▶ Aim:
Search the material for the string "Type" and copy each line where it occurs.
** Start Input material **
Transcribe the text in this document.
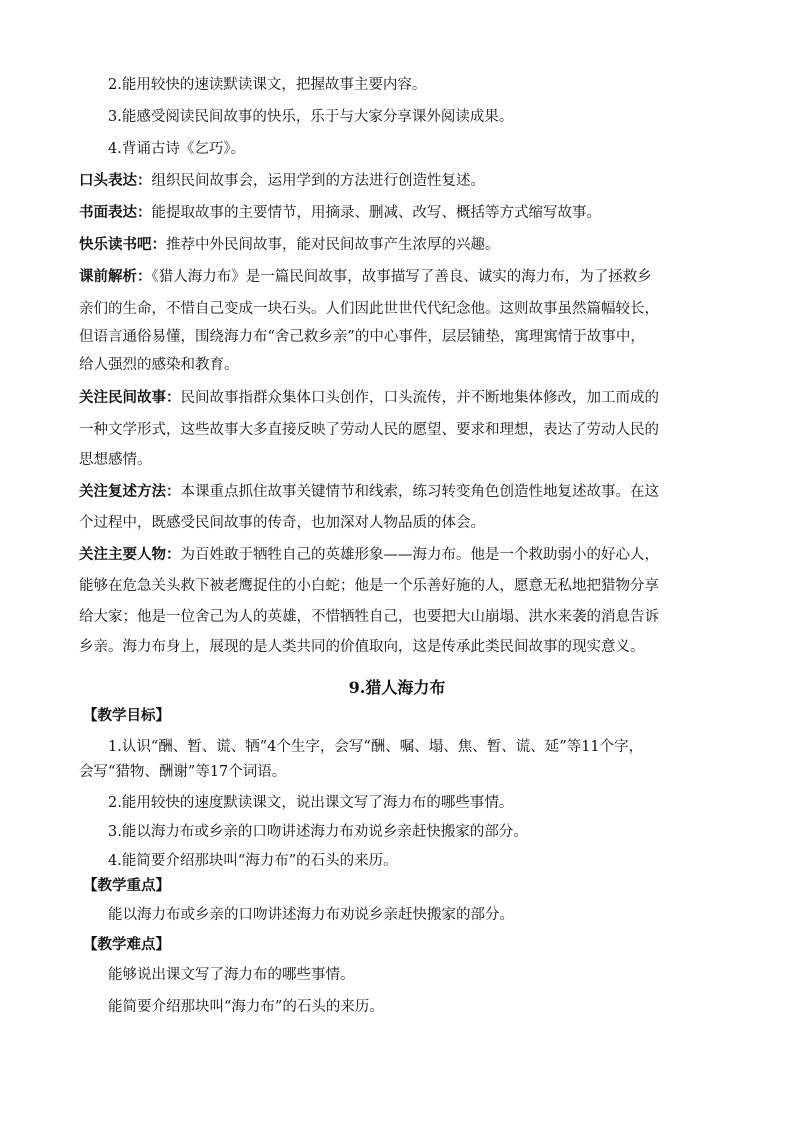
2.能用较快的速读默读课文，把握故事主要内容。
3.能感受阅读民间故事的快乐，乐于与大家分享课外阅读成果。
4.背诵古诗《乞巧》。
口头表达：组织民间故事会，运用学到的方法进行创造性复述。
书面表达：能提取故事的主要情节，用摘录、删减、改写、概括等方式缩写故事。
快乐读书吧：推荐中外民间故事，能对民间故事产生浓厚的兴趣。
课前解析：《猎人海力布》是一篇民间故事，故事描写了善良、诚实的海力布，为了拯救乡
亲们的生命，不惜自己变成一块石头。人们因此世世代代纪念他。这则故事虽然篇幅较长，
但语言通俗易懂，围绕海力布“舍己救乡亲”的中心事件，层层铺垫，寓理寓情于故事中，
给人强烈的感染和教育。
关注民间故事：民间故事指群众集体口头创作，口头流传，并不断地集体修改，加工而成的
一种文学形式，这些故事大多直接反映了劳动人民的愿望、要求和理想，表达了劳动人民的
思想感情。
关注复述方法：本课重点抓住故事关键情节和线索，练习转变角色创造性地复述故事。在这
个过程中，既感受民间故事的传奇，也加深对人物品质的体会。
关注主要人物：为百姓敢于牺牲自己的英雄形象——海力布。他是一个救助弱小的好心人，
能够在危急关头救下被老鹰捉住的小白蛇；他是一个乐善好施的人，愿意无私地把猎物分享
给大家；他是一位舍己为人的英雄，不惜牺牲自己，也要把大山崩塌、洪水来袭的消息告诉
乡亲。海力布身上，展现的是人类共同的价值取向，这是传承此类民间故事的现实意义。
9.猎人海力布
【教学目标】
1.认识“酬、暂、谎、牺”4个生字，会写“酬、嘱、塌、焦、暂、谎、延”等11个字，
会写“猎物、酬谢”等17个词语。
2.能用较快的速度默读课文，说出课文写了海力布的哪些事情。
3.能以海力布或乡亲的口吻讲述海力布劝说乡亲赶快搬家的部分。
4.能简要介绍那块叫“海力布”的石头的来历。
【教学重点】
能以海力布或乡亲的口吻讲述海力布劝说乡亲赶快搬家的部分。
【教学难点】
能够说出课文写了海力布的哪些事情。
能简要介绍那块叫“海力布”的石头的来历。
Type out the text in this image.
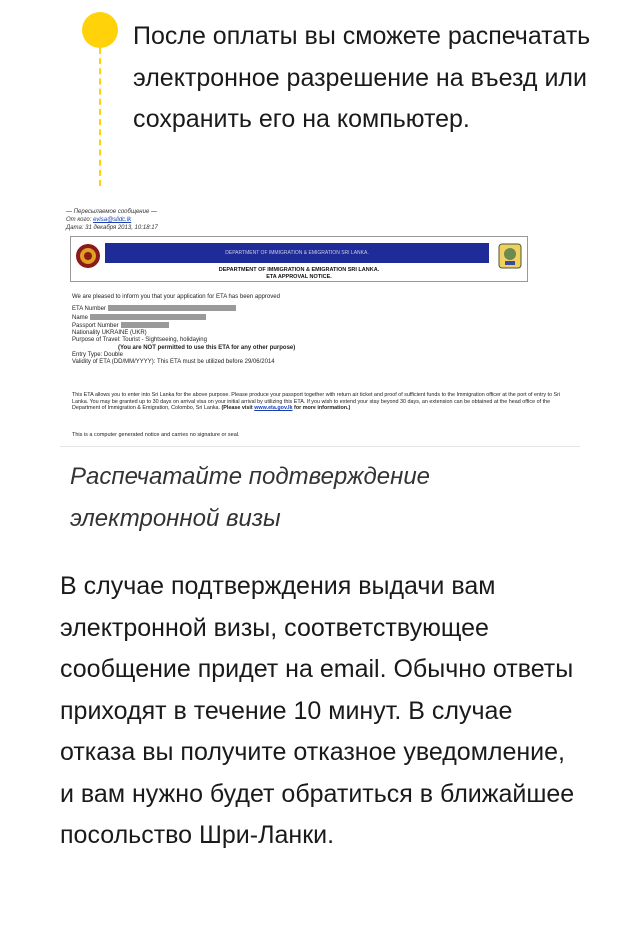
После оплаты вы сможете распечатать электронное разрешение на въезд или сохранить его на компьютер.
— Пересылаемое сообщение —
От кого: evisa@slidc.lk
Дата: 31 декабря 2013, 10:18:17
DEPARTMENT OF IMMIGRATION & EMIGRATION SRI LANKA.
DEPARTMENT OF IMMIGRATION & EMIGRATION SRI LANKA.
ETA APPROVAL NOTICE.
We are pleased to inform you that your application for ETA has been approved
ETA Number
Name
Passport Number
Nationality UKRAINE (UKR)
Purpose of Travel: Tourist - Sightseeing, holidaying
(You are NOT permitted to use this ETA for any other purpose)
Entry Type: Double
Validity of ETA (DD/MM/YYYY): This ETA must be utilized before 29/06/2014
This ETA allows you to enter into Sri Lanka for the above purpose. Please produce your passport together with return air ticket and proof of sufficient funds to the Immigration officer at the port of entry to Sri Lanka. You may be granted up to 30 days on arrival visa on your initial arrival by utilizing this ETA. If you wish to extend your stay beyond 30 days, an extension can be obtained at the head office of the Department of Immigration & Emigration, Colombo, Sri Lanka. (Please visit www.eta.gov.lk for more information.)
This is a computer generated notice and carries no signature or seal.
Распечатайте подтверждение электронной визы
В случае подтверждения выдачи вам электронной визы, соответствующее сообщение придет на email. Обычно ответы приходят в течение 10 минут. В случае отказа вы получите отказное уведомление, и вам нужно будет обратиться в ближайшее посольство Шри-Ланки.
** End Input material **
▶ Output below:
Type out the text in this image.
Entry Type: Double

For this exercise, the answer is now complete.